■ **DATA EXTRACT**:

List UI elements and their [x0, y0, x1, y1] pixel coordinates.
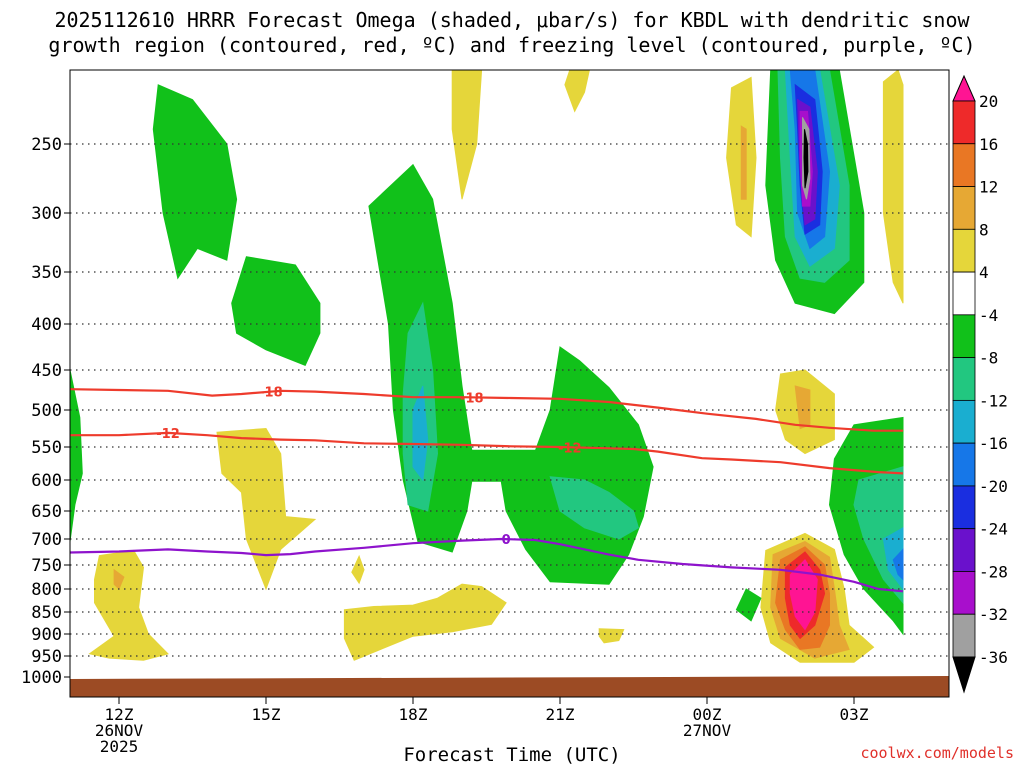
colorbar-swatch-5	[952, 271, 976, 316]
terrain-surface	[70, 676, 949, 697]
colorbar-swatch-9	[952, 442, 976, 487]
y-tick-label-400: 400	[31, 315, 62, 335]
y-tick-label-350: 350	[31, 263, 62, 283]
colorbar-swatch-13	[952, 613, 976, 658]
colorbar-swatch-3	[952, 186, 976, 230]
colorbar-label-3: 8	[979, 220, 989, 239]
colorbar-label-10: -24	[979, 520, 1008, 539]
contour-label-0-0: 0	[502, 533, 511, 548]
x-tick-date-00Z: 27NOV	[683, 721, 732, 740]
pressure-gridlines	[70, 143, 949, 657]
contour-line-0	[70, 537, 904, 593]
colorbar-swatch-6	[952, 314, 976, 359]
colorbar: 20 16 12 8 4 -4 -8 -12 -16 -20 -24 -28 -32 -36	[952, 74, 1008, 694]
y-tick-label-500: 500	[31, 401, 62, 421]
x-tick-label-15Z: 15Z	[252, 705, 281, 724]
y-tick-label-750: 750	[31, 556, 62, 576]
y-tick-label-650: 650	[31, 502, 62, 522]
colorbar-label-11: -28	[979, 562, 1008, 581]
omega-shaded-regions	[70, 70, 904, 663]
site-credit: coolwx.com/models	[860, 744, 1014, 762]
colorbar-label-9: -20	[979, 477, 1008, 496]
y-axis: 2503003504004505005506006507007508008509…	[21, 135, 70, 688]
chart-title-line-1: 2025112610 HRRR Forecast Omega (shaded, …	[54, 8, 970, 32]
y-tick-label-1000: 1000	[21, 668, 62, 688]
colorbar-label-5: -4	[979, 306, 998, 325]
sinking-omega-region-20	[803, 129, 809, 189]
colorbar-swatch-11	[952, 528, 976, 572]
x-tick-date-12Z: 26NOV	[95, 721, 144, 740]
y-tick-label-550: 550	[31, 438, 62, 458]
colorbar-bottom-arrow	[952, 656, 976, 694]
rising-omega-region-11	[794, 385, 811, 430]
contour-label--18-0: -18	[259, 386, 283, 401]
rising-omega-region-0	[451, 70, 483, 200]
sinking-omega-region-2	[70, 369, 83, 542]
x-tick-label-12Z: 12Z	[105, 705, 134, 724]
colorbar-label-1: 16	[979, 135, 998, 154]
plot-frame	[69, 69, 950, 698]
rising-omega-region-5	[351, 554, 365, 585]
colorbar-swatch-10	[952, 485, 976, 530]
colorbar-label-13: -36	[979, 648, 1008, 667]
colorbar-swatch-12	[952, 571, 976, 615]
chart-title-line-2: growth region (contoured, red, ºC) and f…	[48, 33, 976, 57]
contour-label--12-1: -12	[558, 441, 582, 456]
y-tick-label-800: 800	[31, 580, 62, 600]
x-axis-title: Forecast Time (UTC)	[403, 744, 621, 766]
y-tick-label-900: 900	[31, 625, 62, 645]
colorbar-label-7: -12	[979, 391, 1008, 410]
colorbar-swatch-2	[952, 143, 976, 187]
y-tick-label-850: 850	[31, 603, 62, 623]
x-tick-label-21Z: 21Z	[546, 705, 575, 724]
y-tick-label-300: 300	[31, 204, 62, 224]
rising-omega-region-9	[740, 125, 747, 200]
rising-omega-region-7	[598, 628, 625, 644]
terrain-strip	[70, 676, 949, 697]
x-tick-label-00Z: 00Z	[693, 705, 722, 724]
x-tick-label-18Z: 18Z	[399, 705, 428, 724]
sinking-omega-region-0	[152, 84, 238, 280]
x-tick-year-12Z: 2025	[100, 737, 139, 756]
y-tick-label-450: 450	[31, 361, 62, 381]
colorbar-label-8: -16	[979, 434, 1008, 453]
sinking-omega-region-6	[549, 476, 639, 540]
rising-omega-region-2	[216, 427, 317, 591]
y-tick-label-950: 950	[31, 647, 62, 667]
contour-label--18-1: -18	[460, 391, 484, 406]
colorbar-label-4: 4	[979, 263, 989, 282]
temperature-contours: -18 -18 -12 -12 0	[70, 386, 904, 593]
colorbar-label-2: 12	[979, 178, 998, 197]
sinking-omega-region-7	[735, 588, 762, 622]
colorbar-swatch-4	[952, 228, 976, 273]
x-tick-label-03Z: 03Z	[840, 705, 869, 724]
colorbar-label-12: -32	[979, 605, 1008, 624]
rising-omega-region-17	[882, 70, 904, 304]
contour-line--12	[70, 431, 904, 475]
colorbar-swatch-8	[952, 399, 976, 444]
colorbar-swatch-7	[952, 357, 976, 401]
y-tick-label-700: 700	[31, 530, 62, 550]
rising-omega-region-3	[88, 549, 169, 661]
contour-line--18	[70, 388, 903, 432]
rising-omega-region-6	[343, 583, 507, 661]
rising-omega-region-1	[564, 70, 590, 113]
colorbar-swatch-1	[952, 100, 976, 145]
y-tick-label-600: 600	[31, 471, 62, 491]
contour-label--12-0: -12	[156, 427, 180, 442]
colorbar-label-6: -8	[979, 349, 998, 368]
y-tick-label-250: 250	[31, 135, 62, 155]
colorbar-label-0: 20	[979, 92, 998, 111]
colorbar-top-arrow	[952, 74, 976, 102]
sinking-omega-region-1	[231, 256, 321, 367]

■ **EXERCISE BRIEF**: Give every line of the records above as a JSON list of strings, one string per line and no blank lines, and leave out the pictures.

■ **SOLUTION FOR THIS EXERCISE**:
[
  "List UI elements and their [x0, y0, x1, y1] pixel coordinates.",
  "colorbar-swatch-5\t[952, 271, 976, 316]",
  "terrain-surface\t[70, 676, 949, 697]",
  "colorbar-swatch-9\t[952, 442, 976, 487]",
  "y-tick-label-400: 400\t[31, 315, 62, 335]",
  "y-tick-label-350: 350\t[31, 263, 62, 283]",
  "colorbar-swatch-13\t[952, 613, 976, 658]",
  "colorbar-swatch-3\t[952, 186, 976, 230]",
  "colorbar-label-3: 8\t[979, 220, 989, 239]",
  "colorbar-label-10: -24\t[979, 520, 1008, 539]",
  "contour-label-0-0: 0\t[502, 533, 511, 548]",
  "x-tick-date-00Z: 27NOV\t[683, 721, 732, 740]",
  "pressure-gridlines\t[70, 143, 949, 657]",
  "contour-line-0\t[70, 537, 904, 593]",
  "colorbar-swatch-6\t[952, 314, 976, 359]",
  "colorbar: 20 16 12 8 4 -4 -8 -12 -16 -20 -24 -28 -32 -36\t[952, 74, 1008, 694]",
  "y-tick-label-500: 500\t[31, 401, 62, 421]",
  "x-tick-label-15Z: 15Z\t[252, 705, 281, 724]",
  "y-tick-label-750: 750\t[31, 556, 62, 576]",
  "y-tick-label-650: 650\t[31, 502, 62, 522]",
  "colorbar-label-11: -28\t[979, 562, 1008, 581]",
  "omega-shaded-regions\t[70, 70, 904, 663]",
  "site-credit: coolwx.com/models\t[860, 744, 1014, 762]",
  "colorbar-label-9: -20\t[979, 477, 1008, 496]",
  "y-axis: 2503003504004505005506006507007508008509…\t[21, 135, 70, 688]",
  "chart-title-line-1: 2025112610 HRRR Forecast Omega (shaded, …\t[54, 8, 970, 32]",
  "y-tick-label-1000: 1000\t[21, 668, 62, 688]",
  "colorbar-label-5: -4\t[979, 306, 998, 325]",
  "sinking-omega-region-20\t[803, 129, 809, 189]",
  "colorbar-swatch-11\t[952, 528, 976, 572]",
  "x-tick-date-12Z: 26NOV\t[95, 721, 144, 740]",
  "y-tick-label-550: 550\t[31, 438, 62, 458]",
  "colorbar-bottom-arrow\t[952, 656, 976, 694]",
  "rising-omega-region-11\t[794, 385, 811, 430]",
  "contour-label--18-0: -18\t[259, 386, 283, 401]",
  "rising-omega-region-0\t[451, 70, 483, 200]",
  "sinking-omega-region-2\t[70, 369, 83, 542]",
  "x-tick-label-12Z: 12Z\t[105, 705, 134, 724]",
  "colorbar-label-1: 16\t[979, 135, 998, 154]",
  "plot-frame\t[69, 69, 950, 698]",
  "rising-omega-region-5\t[351, 554, 365, 585]",
  "colorbar-swatch-10\t[952, 485, 976, 530]",
  "colorbar-label-13: -36\t[979, 648, 1008, 667]",
  "colorbar-swatch-12\t[952, 571, 976, 615]",
  "chart-title-line-2: growth region (contoured, red, ºC) and f…\t[48, 33, 976, 57]",
  "contour-label--12-1: -12\t[558, 441, 582, 456]",
  "y-tick-label-800: 800\t[31, 580, 62, 600]",
  "x-axis-title: Forecast Time (UTC)\t[403, 744, 621, 766]",
  "y-tick-label-900: 900\t[31, 625, 62, 645]",
  "colorbar-label-7: -12\t[979, 391, 1008, 410]",
  "colorbar-swatch-2\t[952, 143, 976, 187]",
  "y-tick-label-850: 850\t[31, 603, 62, 623]",
  "x-tick-label-21Z: 21Z\t[546, 705, 575, 724]",
  "y-tick-label-300: 300\t[31, 204, 62, 224]",
  "rising-omega-region-9\t[740, 125, 747, 200]",
  "rising-omega-region-7\t[598, 628, 625, 644]",
  "terrain-strip\t[70, 676, 949, 697]",
  "x-tick-label-00Z: 00Z\t[693, 705, 722, 724]",
  "x-tick-label-18Z: 18Z\t[399, 705, 428, 724]",
  "sinking-omega-region-0\t[152, 84, 238, 280]",
  "x-tick-year-12Z: 2025\t[100, 737, 139, 756]",
  "y-tick-label-450: 450\t[31, 361, 62, 381]",
  "colorbar-label-8: -16\t[979, 434, 1008, 453]",
  "sinking-omega-region-6\t[549, 476, 639, 540]",
  "rising-omega-region-2\t[216, 427, 317, 591]",
  "y-tick-label-950: 950\t[31, 647, 62, 667]",
  "contour-label--18-1: -18\t[460, 391, 484, 406]",
  "colorbar-label-4: 4\t[979, 263, 989, 282]",
  "temperature-contours: -18 -18 -12 -12 0\t[70, 386, 904, 593]",
  "colorbar-label-2: 12\t[979, 178, 998, 197]",
  "sinking-omega-region-7\t[735, 588, 762, 622]",
  "colorbar-swatch-4\t[952, 228, 976, 273]",
  "x-tick-label-03Z: 03Z\t[840, 705, 869, 724]",
  "colorbar-label-12: -32\t[979, 605, 1008, 624]",
  "rising-omega-region-17\t[882, 70, 904, 304]",
  "contour-line--12\t[70, 431, 904, 475]",
  "colorbar-swatch-8\t[952, 399, 976, 444]",
  "colorbar-swatch-7\t[952, 357, 976, 401]",
  "y-tick-label-700: 700\t[31, 530, 62, 550]",
  "rising-omega-region-3\t[88, 549, 169, 661]",
  "contour-line--18\t[70, 388, 903, 432]",
  "rising-omega-region-6\t[343, 583, 507, 661]",
  "rising-omega-region-1\t[564, 70, 590, 113]",
  "colorbar-swatch-1\t[952, 100, 976, 145]",
  "y-tick-label-600: 600\t[31, 471, 62, 491]",
  "contour-label--12-0: -12\t[156, 427, 180, 442]",
  "colorbar-label-6: -8\t[979, 349, 998, 368]",
  "y-tick-label-250: 250\t[31, 135, 62, 155]",
  "colorbar-label-0: 20\t[979, 92, 998, 111]",
  "colorbar-top-arrow\t[952, 74, 976, 102]",
  "sinking-omega-region-1\t[231, 256, 321, 367]"
]